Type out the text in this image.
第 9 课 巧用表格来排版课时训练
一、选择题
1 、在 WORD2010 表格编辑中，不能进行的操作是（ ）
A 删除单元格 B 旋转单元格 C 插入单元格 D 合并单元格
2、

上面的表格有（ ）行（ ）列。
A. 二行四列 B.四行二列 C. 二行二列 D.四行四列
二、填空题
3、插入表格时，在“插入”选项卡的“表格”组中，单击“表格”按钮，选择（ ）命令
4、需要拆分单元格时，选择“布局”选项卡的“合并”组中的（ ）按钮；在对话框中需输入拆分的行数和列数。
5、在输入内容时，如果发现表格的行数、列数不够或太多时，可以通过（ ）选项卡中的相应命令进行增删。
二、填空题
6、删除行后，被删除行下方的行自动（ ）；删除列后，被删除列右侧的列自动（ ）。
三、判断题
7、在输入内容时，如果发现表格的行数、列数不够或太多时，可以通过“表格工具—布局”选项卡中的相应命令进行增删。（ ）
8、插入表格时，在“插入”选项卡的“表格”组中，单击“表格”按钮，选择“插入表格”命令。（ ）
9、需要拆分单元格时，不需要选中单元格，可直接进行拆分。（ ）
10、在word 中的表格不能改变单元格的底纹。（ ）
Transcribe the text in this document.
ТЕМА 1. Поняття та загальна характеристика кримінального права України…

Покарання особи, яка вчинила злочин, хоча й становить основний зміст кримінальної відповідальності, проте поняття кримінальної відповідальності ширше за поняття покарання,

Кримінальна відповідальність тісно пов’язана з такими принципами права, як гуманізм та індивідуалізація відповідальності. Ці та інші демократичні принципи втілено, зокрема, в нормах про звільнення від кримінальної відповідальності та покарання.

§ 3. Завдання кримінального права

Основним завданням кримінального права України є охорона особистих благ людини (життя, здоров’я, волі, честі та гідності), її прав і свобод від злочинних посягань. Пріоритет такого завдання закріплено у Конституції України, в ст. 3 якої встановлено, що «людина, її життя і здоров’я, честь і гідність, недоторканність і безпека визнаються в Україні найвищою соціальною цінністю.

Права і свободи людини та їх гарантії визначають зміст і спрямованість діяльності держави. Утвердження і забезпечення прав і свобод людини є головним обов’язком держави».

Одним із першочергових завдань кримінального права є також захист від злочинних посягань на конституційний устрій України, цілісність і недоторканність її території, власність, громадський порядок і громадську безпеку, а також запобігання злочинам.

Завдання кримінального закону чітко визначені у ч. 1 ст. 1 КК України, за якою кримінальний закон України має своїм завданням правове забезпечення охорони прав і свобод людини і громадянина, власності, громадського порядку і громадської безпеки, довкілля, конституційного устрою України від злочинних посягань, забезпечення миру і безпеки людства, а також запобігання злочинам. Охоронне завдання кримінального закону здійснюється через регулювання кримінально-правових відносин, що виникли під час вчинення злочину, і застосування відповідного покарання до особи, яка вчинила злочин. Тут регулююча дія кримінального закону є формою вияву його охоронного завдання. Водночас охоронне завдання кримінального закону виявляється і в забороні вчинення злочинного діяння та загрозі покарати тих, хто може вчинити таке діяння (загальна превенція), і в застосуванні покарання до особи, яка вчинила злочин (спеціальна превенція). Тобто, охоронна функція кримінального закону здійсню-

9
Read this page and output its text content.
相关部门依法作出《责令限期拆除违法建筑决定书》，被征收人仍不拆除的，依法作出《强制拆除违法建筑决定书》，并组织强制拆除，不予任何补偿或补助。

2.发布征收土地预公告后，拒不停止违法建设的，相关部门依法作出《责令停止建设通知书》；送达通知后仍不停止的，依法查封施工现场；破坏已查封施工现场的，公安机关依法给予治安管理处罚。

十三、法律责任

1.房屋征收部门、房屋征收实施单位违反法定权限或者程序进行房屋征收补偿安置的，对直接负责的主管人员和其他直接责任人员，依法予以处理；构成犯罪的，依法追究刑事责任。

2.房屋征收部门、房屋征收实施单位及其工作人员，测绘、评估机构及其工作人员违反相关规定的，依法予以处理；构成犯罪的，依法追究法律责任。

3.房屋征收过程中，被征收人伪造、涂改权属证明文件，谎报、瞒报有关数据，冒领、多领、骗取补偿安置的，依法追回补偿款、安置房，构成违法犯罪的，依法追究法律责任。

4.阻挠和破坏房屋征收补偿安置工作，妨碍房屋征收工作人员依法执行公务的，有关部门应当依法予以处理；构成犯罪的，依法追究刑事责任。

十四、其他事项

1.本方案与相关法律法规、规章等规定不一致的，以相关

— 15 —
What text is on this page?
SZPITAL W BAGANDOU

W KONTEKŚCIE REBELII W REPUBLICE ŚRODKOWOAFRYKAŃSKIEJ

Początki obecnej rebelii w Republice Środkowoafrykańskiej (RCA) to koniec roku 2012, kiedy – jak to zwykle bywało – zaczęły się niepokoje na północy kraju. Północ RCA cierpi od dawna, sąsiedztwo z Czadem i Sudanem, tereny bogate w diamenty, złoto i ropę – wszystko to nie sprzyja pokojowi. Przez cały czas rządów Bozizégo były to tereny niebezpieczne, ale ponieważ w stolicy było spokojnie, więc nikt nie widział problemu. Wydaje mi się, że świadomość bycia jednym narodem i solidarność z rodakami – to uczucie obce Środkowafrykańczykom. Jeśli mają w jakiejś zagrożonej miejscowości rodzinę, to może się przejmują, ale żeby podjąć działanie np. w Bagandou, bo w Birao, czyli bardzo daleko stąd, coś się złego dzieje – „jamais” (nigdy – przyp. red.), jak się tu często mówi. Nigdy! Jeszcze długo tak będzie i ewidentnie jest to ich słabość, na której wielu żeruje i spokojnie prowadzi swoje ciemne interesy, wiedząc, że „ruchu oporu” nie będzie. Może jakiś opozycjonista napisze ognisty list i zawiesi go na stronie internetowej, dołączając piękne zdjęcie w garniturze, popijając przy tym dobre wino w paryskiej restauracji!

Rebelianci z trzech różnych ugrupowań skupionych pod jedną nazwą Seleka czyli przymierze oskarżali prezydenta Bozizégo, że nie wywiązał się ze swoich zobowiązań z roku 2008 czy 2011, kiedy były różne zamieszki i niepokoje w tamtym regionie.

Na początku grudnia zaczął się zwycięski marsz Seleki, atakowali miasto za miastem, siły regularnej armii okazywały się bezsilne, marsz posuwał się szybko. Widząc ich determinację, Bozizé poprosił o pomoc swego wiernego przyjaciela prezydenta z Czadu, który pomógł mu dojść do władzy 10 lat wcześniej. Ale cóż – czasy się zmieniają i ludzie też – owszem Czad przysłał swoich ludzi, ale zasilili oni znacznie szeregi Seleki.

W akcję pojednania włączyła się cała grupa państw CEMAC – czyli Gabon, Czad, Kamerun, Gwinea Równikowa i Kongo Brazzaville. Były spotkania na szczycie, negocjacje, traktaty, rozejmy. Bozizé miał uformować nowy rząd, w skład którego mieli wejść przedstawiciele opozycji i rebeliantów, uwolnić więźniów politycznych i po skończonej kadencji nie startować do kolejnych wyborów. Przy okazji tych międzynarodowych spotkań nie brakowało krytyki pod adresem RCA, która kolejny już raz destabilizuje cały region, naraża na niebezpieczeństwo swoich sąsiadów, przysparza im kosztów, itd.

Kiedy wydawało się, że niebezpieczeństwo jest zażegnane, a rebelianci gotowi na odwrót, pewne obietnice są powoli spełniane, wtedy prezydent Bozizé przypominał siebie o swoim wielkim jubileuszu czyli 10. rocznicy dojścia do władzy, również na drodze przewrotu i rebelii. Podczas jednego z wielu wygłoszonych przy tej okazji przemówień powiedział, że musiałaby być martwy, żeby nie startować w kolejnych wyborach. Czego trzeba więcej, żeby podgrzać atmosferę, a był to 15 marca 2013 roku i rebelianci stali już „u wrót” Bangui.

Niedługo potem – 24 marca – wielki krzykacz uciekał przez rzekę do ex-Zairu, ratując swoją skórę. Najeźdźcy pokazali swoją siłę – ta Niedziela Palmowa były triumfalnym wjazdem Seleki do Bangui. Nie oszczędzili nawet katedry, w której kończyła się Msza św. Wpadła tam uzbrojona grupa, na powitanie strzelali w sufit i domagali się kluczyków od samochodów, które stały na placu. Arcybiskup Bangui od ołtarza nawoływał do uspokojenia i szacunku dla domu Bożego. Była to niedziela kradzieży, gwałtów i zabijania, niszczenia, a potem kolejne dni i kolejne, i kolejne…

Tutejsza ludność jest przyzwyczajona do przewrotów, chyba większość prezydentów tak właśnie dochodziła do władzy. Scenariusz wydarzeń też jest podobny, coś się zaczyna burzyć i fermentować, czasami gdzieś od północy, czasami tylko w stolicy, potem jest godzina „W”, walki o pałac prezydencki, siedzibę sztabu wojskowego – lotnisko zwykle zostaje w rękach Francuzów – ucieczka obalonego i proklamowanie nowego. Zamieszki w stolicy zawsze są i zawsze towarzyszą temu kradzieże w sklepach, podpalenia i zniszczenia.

☆ ☆ ☆ ☆ ☆

Task directions
Copy every line above in which the string "page" shows up.

Output of the exercise
Read this page and output its text content.
What text is on this page?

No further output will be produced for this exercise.